- [PROBLEM TO WORK ON] A verbatim copy of the records is required, with all pictures left out.

- [RECORD EXCERPTS]

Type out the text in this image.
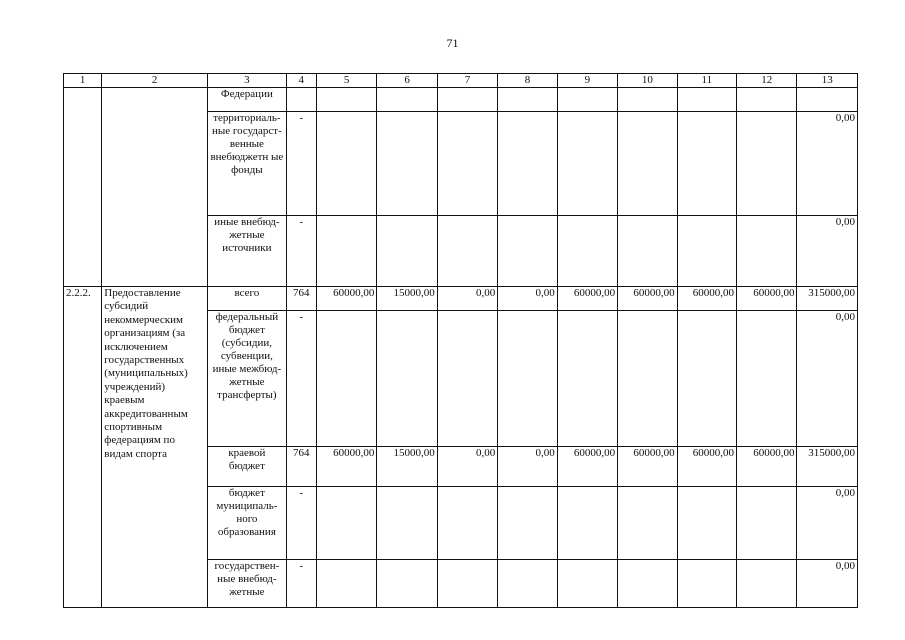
71
1	2	3	4	5	6	7	8	9	10	11	12	13
		Федерации										
		территориаль-ные государст-венные внебюджетн ые фонды	-									0,00
		иные внебюд-жетные источники	-									0,00
2.2.2.	Предоставление субсидий некоммерческим организациям (за исключением государственных (муниципальных) учреждений) краевым аккредитованным спортивным федерациям по видам спорта	всего	764	60000,00	15000,00	0,00	0,00	60000,00	60000,00	60000,00	60000,00	315000,00
		федеральный бюджет (субсидии, субвенции, иные межбюд-жетные трансферты)	-									0,00
		краевой бюджет	764	60000,00	15000,00	0,00	0,00	60000,00	60000,00	60000,00	60000,00	315000,00
		бюджет муниципаль-ного образования	-									0,00
		государствен-ные внебюд-жетные	-									0,00
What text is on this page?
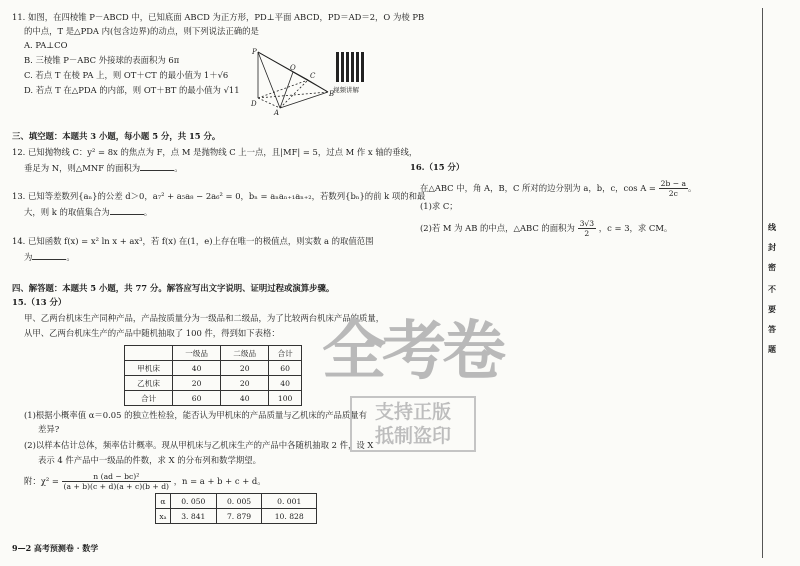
11. 如图，在四棱锥 P－ABCD 中，已知底面 ABCD 为正方形，PD⊥平面 ABCD，PD＝AD＝2，O 为棱 PB
的中点，T 是△PDA 内(包含边界)的动点，则下列说法正确的是
A. PA⊥CO
B. 三棱锥 P－ABC 外接球的表面积为 6π
C. 若点 T 在棱 PA 上，则 OT＋CT 的最小值为 1＋√6
D. 若点 T 在△PDA 的内部，则 OT＋BT 的最小值为 √11
P
O
D
C
A
B
视频讲解
三、填空题：本题共 3 小题，每小题 5 分，共 15 分。
12. 已知抛物线 C：y² = 8x 的焦点为 F，点 M 是抛物线 C 上一点，且|MF| = 5，过点 M 作 x 轴的垂线，
垂足为 N，则△MNF 的面积为	。
13. 已知等差数列{aₙ}的公差 d＞0，a₇² + a₅a₈ − 2a₆² = 0，bₙ = aₙaₙ₊₁aₙ₊₂，若数列{bₙ}的前 k 项的和最
大，则 k 的取值集合为	。
14. 已知函数 f(x) = x² ln x + ax³，若 f(x) 在(1，e)上存在唯一的极值点，则实数 a 的取值范围
为	。
四、解答题：本题共 5 小题，共 77 分。解答应写出文字说明、证明过程或演算步骤。
15.（13 分）
甲、乙两台机床生产同种产品，产品按质量分为一级品和二级品，为了比较两台机床产品的质量，
从甲、乙两台机床生产的产品中随机抽取了 100 件，得到如下表格：
	一级品	二级品	合计
甲机床	40	20	60
乙机床	20	20	40
合计	60	40	100
(1)根据小概率值 α＝0.05 的独立性检验，能否认为甲机床的产品质量与乙机床的产品质量有
差异?
(2)以样本估计总体，频率估计概率。现从甲机床与乙机床生产的产品中各随机抽取 2 件，设 X
表示 4 件产品中一级品的件数，求 X 的分布列和数学期望。
附：$\chi^2 = \frac{\text{n (ad − bc)²}}{(a + b)(c + d)(a + c)(b + d)}$ ，n = a + b + c + d。
α	0. 050	0. 005	0. 001
xₐ	3. 841	7. 879	10. 828
16.（15 分）
在△ABC 中，角 A，B，C 所对的边分别为 a，b，c，$\cos A = \frac{2b - a}{2c}$ 。
(1)求 C；
(2)若 M 为 AB 的中点，△ABC 的面积为 $\frac{3√3}{2}$ ，c = 3，求 CM。
全考卷
支持正版
抵制盗印
线
封
密
不
要
答
题
9—2 高考预测卷 · 数学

- [ANSWER]
Type out the text in this image.
71
1	2	3	4	5	6	7	8	9	10	11	12	13
		Федерации										
		территориаль-ные государст-венные внебюджетн ые фонды	-									0,00
		иные внебюд-жетные источники	-									0,00
2.2.2.	Предоставление субсидий некоммерческим организациям (за исключением государственных (муниципальных) учреждений) краевым аккредитованным спортивным федерациям по видам спорта	всего	764	60000,00	15000,00	0,00	0,00	60000,00	60000,00	60000,00	60000,00	315000,00
		федеральный бюджет (субсидии, субвенции, иные межбюд-жетные трансферты)	-									0,00
		краевой бюджет	764	60000,00	15000,00	0,00	0,00	60000,00	60000,00	60000,00	60000,00	315000,00
		бюджет муниципаль-ного образования	-									0,00
		государствен-ные внебюд-жетные	-									0,00
What text is on this page?
11. 如图，在四棱锥 P－ABCD 中，已知底面 ABCD 为正方形，PD⊥平面 ABCD，PD＝AD＝2，O 为棱 PB
的中点，T 是△PDA 内(包含边界)的动点，则下列说法正确的是
A. PA⊥CO
B. 三棱锥 P－ABC 外接球的表面积为 6π
C. 若点 T 在棱 PA 上，则 OT＋CT 的最小值为 1＋√6
D. 若点 T 在△PDA 的内部，则 OT＋BT 的最小值为 √11
P
O
D
C
A
B
视频讲解
三、填空题：本题共 3 小题，每小题 5 分，共 15 分。
12. 已知抛物线 C：y² = 8x 的焦点为 F，点 M 是抛物线 C 上一点，且|MF| = 5，过点 M 作 x 轴的垂线，
垂足为 N，则△MNF 的面积为	。
13. 已知等差数列{aₙ}的公差 d＞0，a₇² + a₅a₈ − 2a₆² = 0，bₙ = aₙaₙ₊₁aₙ₊₂，若数列{bₙ}的前 k 项的和最
大，则 k 的取值集合为	。
14. 已知函数 f(x) = x² ln x + ax³，若 f(x) 在(1，e)上存在唯一的极值点，则实数 a 的取值范围
为	。
四、解答题：本题共 5 小题，共 77 分。解答应写出文字说明、证明过程或演算步骤。
15.（13 分）
甲、乙两台机床生产同种产品，产品按质量分为一级品和二级品，为了比较两台机床产品的质量，
从甲、乙两台机床生产的产品中随机抽取了 100 件，得到如下表格：
	一级品	二级品	合计
甲机床	40	20	60
乙机床	20	20	40
合计	60	40	100
(1)根据小概率值 α＝0.05 的独立性检验，能否认为甲机床的产品质量与乙机床的产品质量有
差异?
(2)以样本估计总体，频率估计概率。现从甲机床与乙机床生产的产品中各随机抽取 2 件，设 X
表示 4 件产品中一级品的件数，求 X 的分布列和数学期望。
附：$\chi^2 = \frac{\text{n (ad − bc)²}}{(a + b)(c + d)(a + c)(b + d)}$ ，n = a + b + c + d。
α	0. 050	0. 005	0. 001
xₐ	3. 841	7. 879	10. 828
16.（15 分）
在△ABC 中，角 A，B，C 所对的边分别为 a，b，c，$\cos A = \frac{2b - a}{2c}$ 。
(1)求 C；
(2)若 M 为 AB 的中点，△ABC 的面积为 $\frac{3√3}{2}$ ，c = 3，求 CM。
全考卷
支持正版
抵制盗印
线
封
密
不
要
答
题
9—2 高考预测卷 · 数学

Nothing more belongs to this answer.